WORK INSTRUCTIONS: Search the records for the word "Declaración" and report each line that has it.

RECORDS:
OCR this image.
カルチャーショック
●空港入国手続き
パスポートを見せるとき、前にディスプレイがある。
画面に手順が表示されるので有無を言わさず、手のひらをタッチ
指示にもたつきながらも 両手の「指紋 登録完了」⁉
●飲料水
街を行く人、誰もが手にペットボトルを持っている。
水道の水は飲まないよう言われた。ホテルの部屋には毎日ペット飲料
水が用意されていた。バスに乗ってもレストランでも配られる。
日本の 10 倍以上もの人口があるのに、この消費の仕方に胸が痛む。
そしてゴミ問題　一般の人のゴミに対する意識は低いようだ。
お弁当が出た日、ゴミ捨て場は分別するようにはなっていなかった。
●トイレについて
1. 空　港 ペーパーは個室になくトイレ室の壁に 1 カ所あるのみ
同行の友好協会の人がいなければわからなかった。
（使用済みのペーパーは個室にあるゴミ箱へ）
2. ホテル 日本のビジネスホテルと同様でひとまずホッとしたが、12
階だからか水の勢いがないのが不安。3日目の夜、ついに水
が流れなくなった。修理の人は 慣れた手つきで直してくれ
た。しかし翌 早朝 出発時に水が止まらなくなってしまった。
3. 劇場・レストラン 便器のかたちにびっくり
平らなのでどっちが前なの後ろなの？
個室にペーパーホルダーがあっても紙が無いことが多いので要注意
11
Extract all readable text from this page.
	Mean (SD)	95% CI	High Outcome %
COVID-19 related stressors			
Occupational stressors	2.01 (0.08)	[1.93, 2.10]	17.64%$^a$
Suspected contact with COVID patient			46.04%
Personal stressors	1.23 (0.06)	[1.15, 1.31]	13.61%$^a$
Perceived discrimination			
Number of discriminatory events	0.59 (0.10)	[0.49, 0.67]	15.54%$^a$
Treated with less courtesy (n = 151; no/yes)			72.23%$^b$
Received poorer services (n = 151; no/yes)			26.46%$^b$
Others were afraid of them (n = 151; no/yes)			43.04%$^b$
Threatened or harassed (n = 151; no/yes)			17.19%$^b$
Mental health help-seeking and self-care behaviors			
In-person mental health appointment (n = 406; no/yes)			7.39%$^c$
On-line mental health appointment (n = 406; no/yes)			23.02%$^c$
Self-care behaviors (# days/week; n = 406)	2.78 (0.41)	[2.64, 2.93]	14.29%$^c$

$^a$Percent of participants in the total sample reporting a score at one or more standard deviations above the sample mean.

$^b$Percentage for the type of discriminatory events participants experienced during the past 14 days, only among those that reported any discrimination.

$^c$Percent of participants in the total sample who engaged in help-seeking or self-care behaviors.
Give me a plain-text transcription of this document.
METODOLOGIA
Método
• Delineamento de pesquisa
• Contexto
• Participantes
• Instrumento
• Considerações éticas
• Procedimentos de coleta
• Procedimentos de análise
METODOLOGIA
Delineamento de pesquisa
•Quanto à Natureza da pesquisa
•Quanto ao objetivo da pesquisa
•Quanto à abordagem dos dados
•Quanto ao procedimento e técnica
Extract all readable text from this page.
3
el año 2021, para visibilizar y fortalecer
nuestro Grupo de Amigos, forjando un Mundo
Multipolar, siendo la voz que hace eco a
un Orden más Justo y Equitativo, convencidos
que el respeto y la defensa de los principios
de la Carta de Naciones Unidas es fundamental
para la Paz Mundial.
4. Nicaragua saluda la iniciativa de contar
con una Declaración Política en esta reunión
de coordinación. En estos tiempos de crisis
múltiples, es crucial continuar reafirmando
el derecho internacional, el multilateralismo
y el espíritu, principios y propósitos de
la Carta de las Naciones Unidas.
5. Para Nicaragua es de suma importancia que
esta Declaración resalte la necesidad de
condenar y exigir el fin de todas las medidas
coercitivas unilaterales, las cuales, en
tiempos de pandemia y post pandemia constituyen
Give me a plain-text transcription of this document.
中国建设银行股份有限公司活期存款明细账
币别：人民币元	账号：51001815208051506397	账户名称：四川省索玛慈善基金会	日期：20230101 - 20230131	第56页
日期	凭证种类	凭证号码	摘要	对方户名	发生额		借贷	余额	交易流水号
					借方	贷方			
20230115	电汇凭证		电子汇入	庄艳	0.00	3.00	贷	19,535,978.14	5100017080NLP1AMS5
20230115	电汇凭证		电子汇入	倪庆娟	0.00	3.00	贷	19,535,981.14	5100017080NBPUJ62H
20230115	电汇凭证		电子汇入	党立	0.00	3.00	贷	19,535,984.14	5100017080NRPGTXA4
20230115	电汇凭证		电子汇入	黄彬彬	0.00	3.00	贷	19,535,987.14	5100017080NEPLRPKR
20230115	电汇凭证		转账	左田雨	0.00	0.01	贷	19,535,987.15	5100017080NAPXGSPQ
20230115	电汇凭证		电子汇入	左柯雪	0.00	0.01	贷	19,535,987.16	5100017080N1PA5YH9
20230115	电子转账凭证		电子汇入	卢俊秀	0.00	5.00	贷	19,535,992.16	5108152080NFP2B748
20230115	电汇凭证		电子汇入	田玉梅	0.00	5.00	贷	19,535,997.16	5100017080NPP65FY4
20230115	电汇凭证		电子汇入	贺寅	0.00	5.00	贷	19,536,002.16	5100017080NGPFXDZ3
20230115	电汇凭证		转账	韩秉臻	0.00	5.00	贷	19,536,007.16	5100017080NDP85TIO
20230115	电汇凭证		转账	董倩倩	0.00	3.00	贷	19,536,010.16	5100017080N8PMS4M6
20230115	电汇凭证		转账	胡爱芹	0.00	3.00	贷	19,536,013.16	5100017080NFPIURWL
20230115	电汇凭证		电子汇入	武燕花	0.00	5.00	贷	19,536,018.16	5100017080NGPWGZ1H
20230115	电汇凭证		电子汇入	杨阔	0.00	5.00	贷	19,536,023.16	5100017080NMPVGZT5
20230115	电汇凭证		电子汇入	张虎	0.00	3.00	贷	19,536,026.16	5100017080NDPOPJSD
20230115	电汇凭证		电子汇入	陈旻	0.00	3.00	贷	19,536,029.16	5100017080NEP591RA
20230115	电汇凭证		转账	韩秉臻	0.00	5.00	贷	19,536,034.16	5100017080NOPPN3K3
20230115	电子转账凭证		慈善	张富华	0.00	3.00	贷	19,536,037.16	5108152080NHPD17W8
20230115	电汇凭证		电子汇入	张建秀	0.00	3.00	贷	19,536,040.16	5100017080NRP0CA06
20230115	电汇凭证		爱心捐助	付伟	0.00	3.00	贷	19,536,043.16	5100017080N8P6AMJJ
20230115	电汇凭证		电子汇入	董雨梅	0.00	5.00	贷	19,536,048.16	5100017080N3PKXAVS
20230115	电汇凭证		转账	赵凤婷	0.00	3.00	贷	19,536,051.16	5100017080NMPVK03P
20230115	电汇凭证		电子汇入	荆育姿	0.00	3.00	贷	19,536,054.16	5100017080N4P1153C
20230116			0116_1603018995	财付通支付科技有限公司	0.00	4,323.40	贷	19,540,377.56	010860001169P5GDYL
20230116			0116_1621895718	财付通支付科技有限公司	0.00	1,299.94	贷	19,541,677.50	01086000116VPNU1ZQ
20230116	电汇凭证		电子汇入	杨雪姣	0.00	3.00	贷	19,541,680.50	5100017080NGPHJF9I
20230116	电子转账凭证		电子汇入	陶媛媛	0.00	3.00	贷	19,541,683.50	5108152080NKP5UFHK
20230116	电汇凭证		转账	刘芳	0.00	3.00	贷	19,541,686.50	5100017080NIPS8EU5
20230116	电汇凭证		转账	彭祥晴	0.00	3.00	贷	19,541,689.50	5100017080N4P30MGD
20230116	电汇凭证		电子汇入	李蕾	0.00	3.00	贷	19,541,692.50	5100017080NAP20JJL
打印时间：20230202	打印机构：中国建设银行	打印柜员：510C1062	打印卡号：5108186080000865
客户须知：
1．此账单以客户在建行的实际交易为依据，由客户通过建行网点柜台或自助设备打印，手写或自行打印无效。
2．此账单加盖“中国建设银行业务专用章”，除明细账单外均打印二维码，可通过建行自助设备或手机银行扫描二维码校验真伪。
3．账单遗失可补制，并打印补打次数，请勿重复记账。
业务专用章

THE ANSWER:
con una Declaración Política en esta reunión
esta Declaración resalte la necesidad de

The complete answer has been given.